Element location data
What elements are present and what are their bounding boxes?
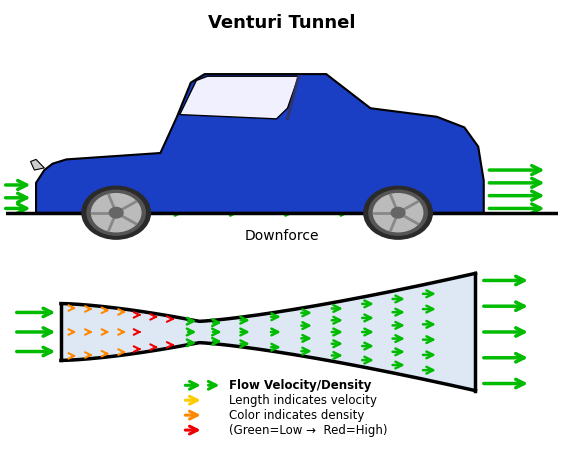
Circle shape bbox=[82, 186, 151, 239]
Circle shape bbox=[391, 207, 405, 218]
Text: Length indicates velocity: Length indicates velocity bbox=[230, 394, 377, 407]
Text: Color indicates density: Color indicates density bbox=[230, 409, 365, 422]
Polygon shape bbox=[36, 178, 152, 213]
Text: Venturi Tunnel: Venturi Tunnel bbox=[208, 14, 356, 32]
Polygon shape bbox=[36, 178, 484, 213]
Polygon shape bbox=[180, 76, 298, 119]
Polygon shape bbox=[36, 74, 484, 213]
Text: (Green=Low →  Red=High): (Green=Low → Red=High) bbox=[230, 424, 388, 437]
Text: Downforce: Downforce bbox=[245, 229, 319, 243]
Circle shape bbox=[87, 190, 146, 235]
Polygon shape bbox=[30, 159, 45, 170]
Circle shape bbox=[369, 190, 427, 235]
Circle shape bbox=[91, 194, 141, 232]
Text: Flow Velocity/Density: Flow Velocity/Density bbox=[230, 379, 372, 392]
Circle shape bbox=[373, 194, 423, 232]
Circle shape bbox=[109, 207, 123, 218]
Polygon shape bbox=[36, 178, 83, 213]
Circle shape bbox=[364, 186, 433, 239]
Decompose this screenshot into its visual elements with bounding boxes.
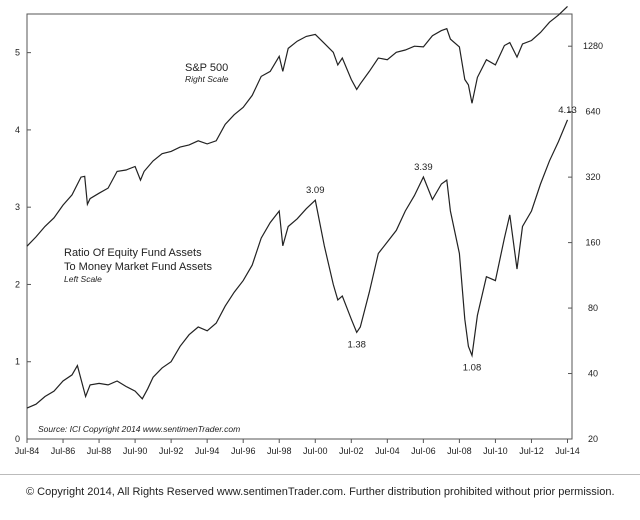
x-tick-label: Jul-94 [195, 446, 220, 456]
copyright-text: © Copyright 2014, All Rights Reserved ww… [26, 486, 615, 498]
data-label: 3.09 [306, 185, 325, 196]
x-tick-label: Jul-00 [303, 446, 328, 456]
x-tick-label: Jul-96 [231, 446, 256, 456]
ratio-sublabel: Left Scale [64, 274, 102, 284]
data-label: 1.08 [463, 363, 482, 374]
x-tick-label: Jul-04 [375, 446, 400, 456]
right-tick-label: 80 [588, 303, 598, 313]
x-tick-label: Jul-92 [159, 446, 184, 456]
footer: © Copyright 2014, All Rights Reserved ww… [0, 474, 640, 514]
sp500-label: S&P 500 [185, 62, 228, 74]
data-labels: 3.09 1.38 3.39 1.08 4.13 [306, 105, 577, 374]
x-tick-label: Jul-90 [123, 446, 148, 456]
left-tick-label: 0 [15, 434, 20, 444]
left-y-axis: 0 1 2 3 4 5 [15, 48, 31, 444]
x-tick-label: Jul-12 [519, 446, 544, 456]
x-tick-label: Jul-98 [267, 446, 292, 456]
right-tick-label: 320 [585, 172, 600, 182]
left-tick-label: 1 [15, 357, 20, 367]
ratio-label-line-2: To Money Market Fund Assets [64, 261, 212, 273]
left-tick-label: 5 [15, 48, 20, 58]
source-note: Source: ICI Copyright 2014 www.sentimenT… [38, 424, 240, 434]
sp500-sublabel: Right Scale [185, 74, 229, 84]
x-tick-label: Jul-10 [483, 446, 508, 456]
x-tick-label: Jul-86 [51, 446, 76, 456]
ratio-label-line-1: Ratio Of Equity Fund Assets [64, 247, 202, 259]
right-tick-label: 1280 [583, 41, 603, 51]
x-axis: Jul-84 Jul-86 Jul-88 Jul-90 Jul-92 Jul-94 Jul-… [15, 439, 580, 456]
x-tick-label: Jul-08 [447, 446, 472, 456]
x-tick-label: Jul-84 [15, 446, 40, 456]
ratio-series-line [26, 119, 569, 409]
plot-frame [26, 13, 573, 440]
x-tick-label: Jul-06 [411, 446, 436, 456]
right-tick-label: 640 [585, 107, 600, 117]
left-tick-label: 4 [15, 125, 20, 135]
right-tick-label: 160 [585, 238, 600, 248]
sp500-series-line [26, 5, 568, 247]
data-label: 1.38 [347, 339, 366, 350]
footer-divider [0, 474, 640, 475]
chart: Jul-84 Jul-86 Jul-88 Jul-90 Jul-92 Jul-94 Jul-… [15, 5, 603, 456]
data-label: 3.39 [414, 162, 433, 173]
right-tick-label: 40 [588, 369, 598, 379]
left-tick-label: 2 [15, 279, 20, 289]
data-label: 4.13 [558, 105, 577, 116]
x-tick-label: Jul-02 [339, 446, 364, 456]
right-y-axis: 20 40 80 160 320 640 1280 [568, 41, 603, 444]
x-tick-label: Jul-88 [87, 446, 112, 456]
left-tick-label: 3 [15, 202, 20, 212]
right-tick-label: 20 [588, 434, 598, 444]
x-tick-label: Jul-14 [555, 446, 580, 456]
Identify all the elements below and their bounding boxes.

AIM. Rewrite the lines of data above, beginning at the line that contains "x-tick-label: Jul-94 [195, 446, 220, 456]" and stopping after the line that contains "x-tick-label: Jul-92 [159, 446, 184, 456]", with "data-label" changed to "value-label" and everything else left as it is.

PROBLEM SOLUTION.
x-tick-label: Jul-94 [195, 446, 220, 456]
copyright-text: © Copyright 2014, All Rights Reserved ww… [26, 486, 615, 498]
value-label: 3.09 [306, 185, 325, 196]
x-tick-label: Jul-00 [303, 446, 328, 456]
x-tick-label: Jul-96 [231, 446, 256, 456]
ratio-sublabel: Left Scale [64, 274, 102, 284]
value-label: 1.08 [463, 363, 482, 374]
x-tick-label: Jul-04 [375, 446, 400, 456]
right-tick-label: 80 [588, 303, 598, 313]
x-tick-label: Jul-92 [159, 446, 184, 456]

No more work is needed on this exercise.